:: What the task asks ::
Rename every occurrence of "data-point" to "marker" throughout the data below, leaving every other line unchanged.

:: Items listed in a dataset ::
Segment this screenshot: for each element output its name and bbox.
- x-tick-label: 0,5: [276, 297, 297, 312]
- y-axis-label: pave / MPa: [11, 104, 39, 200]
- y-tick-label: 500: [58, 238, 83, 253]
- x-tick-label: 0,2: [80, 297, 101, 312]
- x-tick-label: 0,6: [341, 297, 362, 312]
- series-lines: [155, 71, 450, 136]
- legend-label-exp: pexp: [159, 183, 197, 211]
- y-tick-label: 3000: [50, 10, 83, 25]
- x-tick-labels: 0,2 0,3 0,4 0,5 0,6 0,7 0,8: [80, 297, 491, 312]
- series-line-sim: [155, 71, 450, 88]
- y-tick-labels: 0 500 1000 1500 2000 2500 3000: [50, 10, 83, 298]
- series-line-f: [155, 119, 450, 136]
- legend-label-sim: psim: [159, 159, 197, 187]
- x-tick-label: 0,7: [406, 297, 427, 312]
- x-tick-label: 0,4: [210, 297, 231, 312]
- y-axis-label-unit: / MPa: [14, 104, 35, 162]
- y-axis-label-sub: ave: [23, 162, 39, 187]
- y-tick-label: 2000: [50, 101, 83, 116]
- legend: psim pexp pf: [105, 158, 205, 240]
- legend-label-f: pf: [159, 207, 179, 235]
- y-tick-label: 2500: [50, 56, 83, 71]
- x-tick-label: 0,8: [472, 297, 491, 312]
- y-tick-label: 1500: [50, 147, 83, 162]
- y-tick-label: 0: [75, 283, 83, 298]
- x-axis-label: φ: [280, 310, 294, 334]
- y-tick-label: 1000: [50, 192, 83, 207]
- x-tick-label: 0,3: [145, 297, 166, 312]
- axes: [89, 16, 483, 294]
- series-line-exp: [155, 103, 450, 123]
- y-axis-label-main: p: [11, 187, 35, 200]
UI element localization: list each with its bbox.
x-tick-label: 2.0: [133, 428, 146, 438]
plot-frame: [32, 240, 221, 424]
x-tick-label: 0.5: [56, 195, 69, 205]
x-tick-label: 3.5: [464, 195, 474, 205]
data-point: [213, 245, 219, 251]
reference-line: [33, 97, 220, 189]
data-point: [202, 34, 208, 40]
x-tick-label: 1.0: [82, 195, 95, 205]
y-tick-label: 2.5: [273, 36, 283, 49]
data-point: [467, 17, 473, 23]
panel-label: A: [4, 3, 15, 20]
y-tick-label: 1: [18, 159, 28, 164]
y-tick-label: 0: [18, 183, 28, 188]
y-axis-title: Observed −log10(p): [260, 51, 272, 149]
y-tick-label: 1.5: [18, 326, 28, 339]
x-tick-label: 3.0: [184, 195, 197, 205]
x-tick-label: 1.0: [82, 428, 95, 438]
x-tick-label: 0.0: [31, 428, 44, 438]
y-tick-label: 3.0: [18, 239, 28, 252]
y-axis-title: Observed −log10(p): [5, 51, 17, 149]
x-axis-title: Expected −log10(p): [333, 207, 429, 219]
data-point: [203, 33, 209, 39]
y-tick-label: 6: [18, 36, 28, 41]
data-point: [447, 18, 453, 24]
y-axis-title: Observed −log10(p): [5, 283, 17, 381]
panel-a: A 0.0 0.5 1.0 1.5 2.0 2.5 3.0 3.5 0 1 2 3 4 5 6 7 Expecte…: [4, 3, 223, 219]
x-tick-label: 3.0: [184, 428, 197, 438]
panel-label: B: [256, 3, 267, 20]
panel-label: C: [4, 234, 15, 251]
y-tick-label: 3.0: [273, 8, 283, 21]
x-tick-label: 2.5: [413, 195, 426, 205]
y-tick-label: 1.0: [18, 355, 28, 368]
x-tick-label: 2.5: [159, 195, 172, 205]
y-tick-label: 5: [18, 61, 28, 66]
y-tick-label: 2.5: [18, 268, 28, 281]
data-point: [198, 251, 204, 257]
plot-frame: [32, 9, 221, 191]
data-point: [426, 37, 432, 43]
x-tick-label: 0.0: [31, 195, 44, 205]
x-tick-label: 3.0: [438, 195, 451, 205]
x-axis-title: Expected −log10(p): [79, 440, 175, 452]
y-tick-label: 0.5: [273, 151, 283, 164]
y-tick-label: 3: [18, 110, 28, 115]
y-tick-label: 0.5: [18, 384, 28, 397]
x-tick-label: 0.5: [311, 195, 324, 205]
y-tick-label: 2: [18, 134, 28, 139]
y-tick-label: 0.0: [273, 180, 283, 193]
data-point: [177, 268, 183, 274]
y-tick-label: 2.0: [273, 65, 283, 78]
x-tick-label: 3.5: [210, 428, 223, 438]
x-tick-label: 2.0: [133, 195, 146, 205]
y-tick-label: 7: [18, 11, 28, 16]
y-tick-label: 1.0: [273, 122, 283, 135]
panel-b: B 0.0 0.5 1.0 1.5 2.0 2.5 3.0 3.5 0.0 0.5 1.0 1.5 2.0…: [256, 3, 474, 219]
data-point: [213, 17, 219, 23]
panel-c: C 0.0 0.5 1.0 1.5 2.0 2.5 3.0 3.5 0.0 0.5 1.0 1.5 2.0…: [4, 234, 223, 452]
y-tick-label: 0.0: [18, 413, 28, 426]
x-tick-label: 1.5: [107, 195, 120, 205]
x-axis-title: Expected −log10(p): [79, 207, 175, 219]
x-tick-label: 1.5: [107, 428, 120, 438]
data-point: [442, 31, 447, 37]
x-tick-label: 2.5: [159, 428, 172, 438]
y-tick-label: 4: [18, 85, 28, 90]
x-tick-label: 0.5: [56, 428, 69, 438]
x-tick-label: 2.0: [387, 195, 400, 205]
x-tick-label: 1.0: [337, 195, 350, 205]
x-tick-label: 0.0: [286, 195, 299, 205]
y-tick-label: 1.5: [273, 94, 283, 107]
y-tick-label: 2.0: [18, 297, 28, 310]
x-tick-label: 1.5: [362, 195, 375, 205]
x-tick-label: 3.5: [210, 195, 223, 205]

:: Exercise answer ::
Segment this screenshot: for each element output its name and bbox.
- x-tick-label: 0,5: [276, 297, 297, 312]
- y-axis-label: pave / MPa: [11, 104, 39, 200]
- y-tick-label: 500: [58, 238, 83, 253]
- x-tick-label: 0,2: [80, 297, 101, 312]
- x-tick-label: 0,6: [341, 297, 362, 312]
- series-lines: [155, 71, 450, 136]
- legend-label-exp: pexp: [159, 183, 197, 211]
- y-tick-label: 3000: [50, 10, 83, 25]
- x-tick-labels: 0,2 0,3 0,4 0,5 0,6 0,7 0,8: [80, 297, 491, 312]
- series-line-sim: [155, 71, 450, 88]
- y-tick-labels: 0 500 1000 1500 2000 2500 3000: [50, 10, 83, 298]
- series-line-f: [155, 119, 450, 136]
- legend-label-sim: psim: [159, 159, 197, 187]
- x-tick-label: 0,7: [406, 297, 427, 312]
- x-tick-label: 0,4: [210, 297, 231, 312]
- y-axis-label-unit: / MPa: [14, 104, 35, 162]
- y-axis-label-sub: ave: [23, 162, 39, 187]
- y-tick-label: 2000: [50, 101, 83, 116]
- legend: psim pexp pf: [105, 158, 205, 240]
- legend-label-f: pf: [159, 207, 179, 235]
- y-tick-label: 2500: [50, 56, 83, 71]
- x-tick-label: 0,8: [472, 297, 491, 312]
- y-tick-label: 1500: [50, 147, 83, 162]
- y-tick-label: 0: [75, 283, 83, 298]
- x-axis-label: φ: [280, 310, 294, 334]
- y-tick-label: 1000: [50, 192, 83, 207]
- x-tick-label: 0,3: [145, 297, 166, 312]
- axes: [89, 16, 483, 294]
- series-line-exp: [155, 103, 450, 123]
- y-axis-label-main: p: [11, 187, 35, 200]
UI element localization: list each with its bbox.
x-tick-label: 2.0: [133, 428, 146, 438]
plot-frame: [32, 240, 221, 424]
x-tick-label: 0.5: [56, 195, 69, 205]
x-tick-label: 3.5: [464, 195, 474, 205]
marker: [213, 245, 219, 251]
reference-line: [33, 97, 220, 189]
marker: [202, 34, 208, 40]
x-tick-label: 1.0: [82, 195, 95, 205]
y-tick-label: 2.5: [273, 36, 283, 49]
marker: [467, 17, 473, 23]
panel-label: A: [4, 3, 15, 20]
y-tick-label: 1: [18, 159, 28, 164]
y-tick-label: 0: [18, 183, 28, 188]
y-axis-title: Observed −log10(p): [260, 51, 272, 149]
y-tick-label: 1.5: [18, 326, 28, 339]
x-tick-label: 3.0: [184, 195, 197, 205]
x-tick-label: 1.0: [82, 428, 95, 438]
x-tick-label: 0.0: [31, 428, 44, 438]
y-tick-label: 3.0: [18, 239, 28, 252]
y-axis-title: Observed −log10(p): [5, 51, 17, 149]
x-axis-title: Expected −log10(p): [333, 207, 429, 219]
marker: [203, 33, 209, 39]
y-tick-label: 6: [18, 36, 28, 41]
marker: [447, 18, 453, 24]
y-axis-title: Observed −log10(p): [5, 283, 17, 381]
panel-a: A 0.0 0.5 1.0 1.5 2.0 2.5 3.0 3.5 0 1 2 3 4 5 6 7 Expecte…: [4, 3, 223, 219]
x-tick-label: 3.0: [184, 428, 197, 438]
panel-label: B: [256, 3, 267, 20]
panel-label: C: [4, 234, 15, 251]
y-tick-label: 3.0: [273, 8, 283, 21]
x-tick-label: 2.5: [413, 195, 426, 205]
y-tick-label: 1.0: [18, 355, 28, 368]
x-tick-label: 2.5: [159, 195, 172, 205]
y-tick-label: 5: [18, 61, 28, 66]
y-tick-label: 2.5: [18, 268, 28, 281]
marker: [198, 251, 204, 257]
plot-frame: [32, 9, 221, 191]
marker: [426, 37, 432, 43]
x-tick-label: 0.0: [31, 195, 44, 205]
x-tick-label: 3.0: [438, 195, 451, 205]
x-axis-title: Expected −log10(p): [79, 440, 175, 452]
y-tick-label: 0.5: [273, 151, 283, 164]
y-tick-label: 3: [18, 110, 28, 115]
y-tick-label: 0.5: [18, 384, 28, 397]
x-tick-label: 0.5: [311, 195, 324, 205]
y-tick-label: 2: [18, 134, 28, 139]
y-tick-label: 0.0: [273, 180, 283, 193]
marker: [177, 268, 183, 274]
y-tick-label: 2.0: [273, 65, 283, 78]
x-tick-label: 3.5: [210, 428, 223, 438]
x-tick-label: 2.0: [133, 195, 146, 205]
y-tick-label: 7: [18, 11, 28, 16]
y-tick-label: 1.0: [273, 122, 283, 135]
panel-b: B 0.0 0.5 1.0 1.5 2.0 2.5 3.0 3.5 0.0 0.5 1.0 1.5 2.0…: [256, 3, 474, 219]
marker: [213, 17, 219, 23]
panel-c: C 0.0 0.5 1.0 1.5 2.0 2.5 3.0 3.5 0.0 0.5 1.0 1.5 2.0…: [4, 234, 223, 452]
y-tick-label: 0.0: [18, 413, 28, 426]
x-tick-label: 1.5: [107, 195, 120, 205]
x-axis-title: Expected −log10(p): [79, 207, 175, 219]
x-tick-label: 1.5: [107, 428, 120, 438]
marker: [442, 31, 447, 37]
x-tick-label: 2.5: [159, 428, 172, 438]
y-tick-label: 4: [18, 85, 28, 90]
x-tick-label: 0.5: [56, 428, 69, 438]
x-tick-label: 2.0: [387, 195, 400, 205]
x-tick-label: 1.0: [337, 195, 350, 205]
x-tick-label: 0.0: [286, 195, 299, 205]
y-tick-label: 1.5: [273, 94, 283, 107]
y-tick-label: 2.0: [18, 297, 28, 310]
x-tick-label: 1.5: [362, 195, 375, 205]
x-tick-label: 3.5: [210, 195, 223, 205]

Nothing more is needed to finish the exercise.